▶ [JOB]: Write out each line word for word. Drop pictures.
──────── RECORDS PROVIDED
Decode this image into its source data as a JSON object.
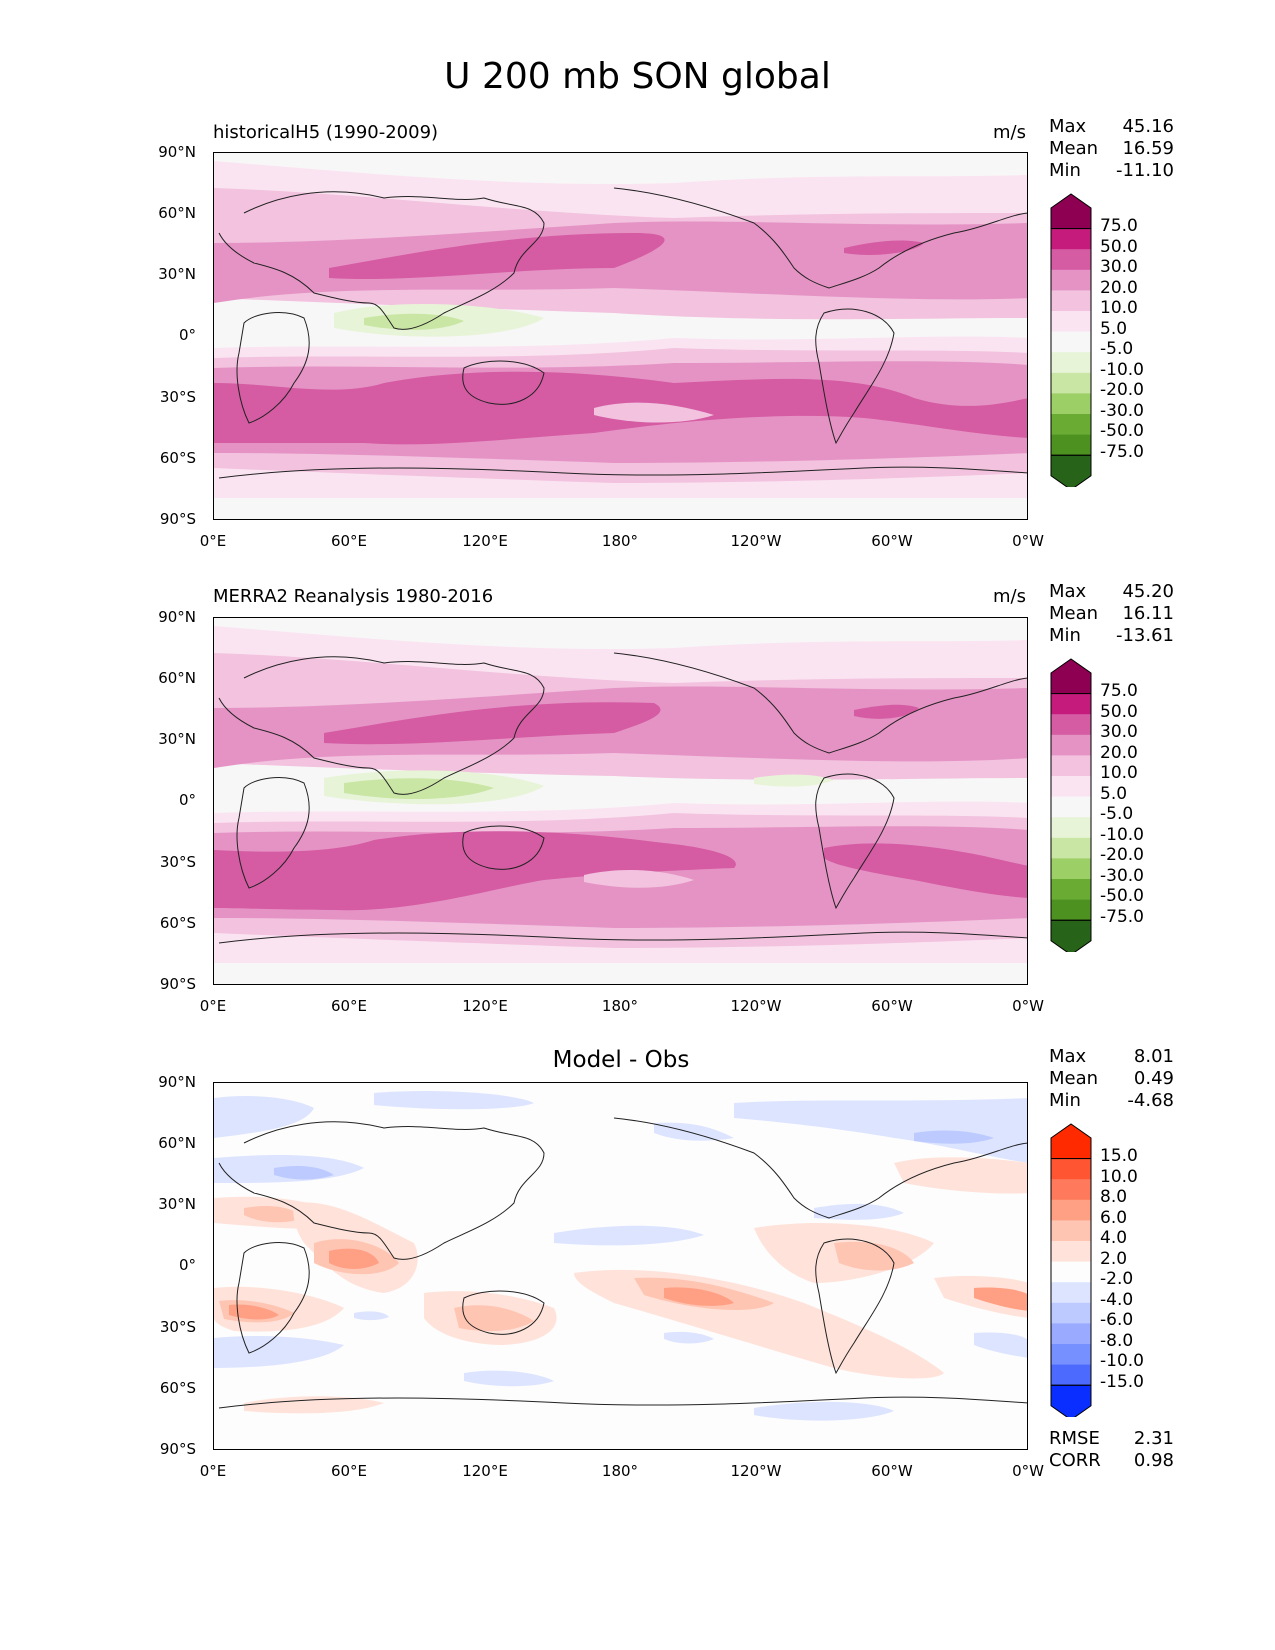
{
  "title": "U 200 mb SON global",
  "panels": {
    "model": {
      "label": "historicalH5 (1990-2009)",
      "units": "m/s",
      "stats": {
        "max_label": "Max",
        "max": "45.16",
        "mean_label": "Mean",
        "mean": "16.59",
        "min_label": "Min",
        "min": "-11.10"
      }
    },
    "obs": {
      "label": "MERRA2 Reanalysis 1980-2016",
      "units": "m/s",
      "stats": {
        "max_label": "Max",
        "max": "45.20",
        "mean_label": "Mean",
        "mean": "16.11",
        "min_label": "Min",
        "min": "-13.61"
      }
    },
    "diff": {
      "label": "Model - Obs",
      "stats": {
        "max_label": "Max",
        "max": "8.01",
        "mean_label": "Mean",
        "mean": "0.49",
        "min_label": "Min",
        "min": "-4.68"
      },
      "metrics": {
        "rmse_label": "RMSE",
        "rmse": "2.31",
        "corr_label": "CORR",
        "corr": "0.98"
      }
    }
  },
  "lat_ticks": [
    "90°N",
    "60°N",
    "30°N",
    "0°",
    "30°S",
    "60°S",
    "90°S"
  ],
  "lon_ticks": [
    "0°E",
    "60°E",
    "120°E",
    "180°",
    "120°W",
    "60°W",
    "0°W"
  ],
  "colorbars": {
    "full": {
      "labels": [
        "75.0",
        "50.0",
        "30.0",
        "20.0",
        "10.0",
        "5.0",
        "-5.0",
        "-10.0",
        "-20.0",
        "-30.0",
        "-50.0",
        "-75.0"
      ],
      "colors": [
        "#8e0152",
        "#c51b7d",
        "#d55ba3",
        "#e593c4",
        "#f2c2df",
        "#fbe4f1",
        "#f7f7f7",
        "#e8f4d8",
        "#c9e6a5",
        "#9ccf65",
        "#6aab33",
        "#4d9221",
        "#276419"
      ]
    },
    "diff": {
      "labels": [
        "15.0",
        "10.0",
        "8.0",
        "6.0",
        "4.0",
        "2.0",
        "-2.0",
        "-4.0",
        "-6.0",
        "-8.0",
        "-10.0",
        "-15.0"
      ],
      "colors": [
        "#ff2a00",
        "#ff5533",
        "#ff7a5c",
        "#ffa085",
        "#ffc5b3",
        "#ffe3da",
        "#fdfdfd",
        "#dde4ff",
        "#bccaff",
        "#99aaff",
        "#7690ff",
        "#4d6aff",
        "#0a2eff"
      ]
    }
  }
}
────────────────
▶ [RIGHT ANSWER]:
Decode this image into its source data as a JSON object.
{
  "title": "U 200 mb SON global",
  "panels": {
    "model": {
      "label": "historicalH5 (1990-2009)",
      "units": "m/s",
      "stats": {
        "max_label": "Max",
        "max": "45.16",
        "mean_label": "Mean",
        "mean": "16.59",
        "min_label": "Min",
        "min": "-11.10"
      }
    },
    "obs": {
      "label": "MERRA2 Reanalysis 1980-2016",
      "units": "m/s",
      "stats": {
        "max_label": "Max",
        "max": "45.20",
        "mean_label": "Mean",
        "mean": "16.11",
        "min_label": "Min",
        "min": "-13.61"
      }
    },
    "diff": {
      "label": "Model - Obs",
      "stats": {
        "max_label": "Max",
        "max": "8.01",
        "mean_label": "Mean",
        "mean": "0.49",
        "min_label": "Min",
        "min": "-4.68"
      },
      "metrics": {
        "rmse_label": "RMSE",
        "rmse": "2.31",
        "corr_label": "CORR",
        "corr": "0.98"
      }
    }
  },
  "lat_ticks": [
    "90°N",
    "60°N",
    "30°N",
    "0°",
    "30°S",
    "60°S",
    "90°S"
  ],
  "lon_ticks": [
    "0°E",
    "60°E",
    "120°E",
    "180°",
    "120°W",
    "60°W",
    "0°W"
  ],
  "colorbars": {
    "full": {
      "labels": [
        "75.0",
        "50.0",
        "30.0",
        "20.0",
        "10.0",
        "5.0",
        "-5.0",
        "-10.0",
        "-20.0",
        "-30.0",
        "-50.0",
        "-75.0"
      ],
      "colors": [
        "#8e0152",
        "#c51b7d",
        "#d55ba3",
        "#e593c4",
        "#f2c2df",
        "#fbe4f1",
        "#f7f7f7",
        "#e8f4d8",
        "#c9e6a5",
        "#9ccf65",
        "#6aab33",
        "#4d9221",
        "#276419"
      ]
    },
    "diff": {
      "labels": [
        "15.0",
        "10.0",
        "8.0",
        "6.0",
        "4.0",
        "2.0",
        "-2.0",
        "-4.0",
        "-6.0",
        "-8.0",
        "-10.0",
        "-15.0"
      ],
      "colors": [
        "#ff2a00",
        "#ff5533",
        "#ff7a5c",
        "#ffa085",
        "#ffc5b3",
        "#ffe3da",
        "#fdfdfd",
        "#dde4ff",
        "#bccaff",
        "#99aaff",
        "#7690ff",
        "#4d6aff",
        "#0a2eff"
      ]
    }
  }
}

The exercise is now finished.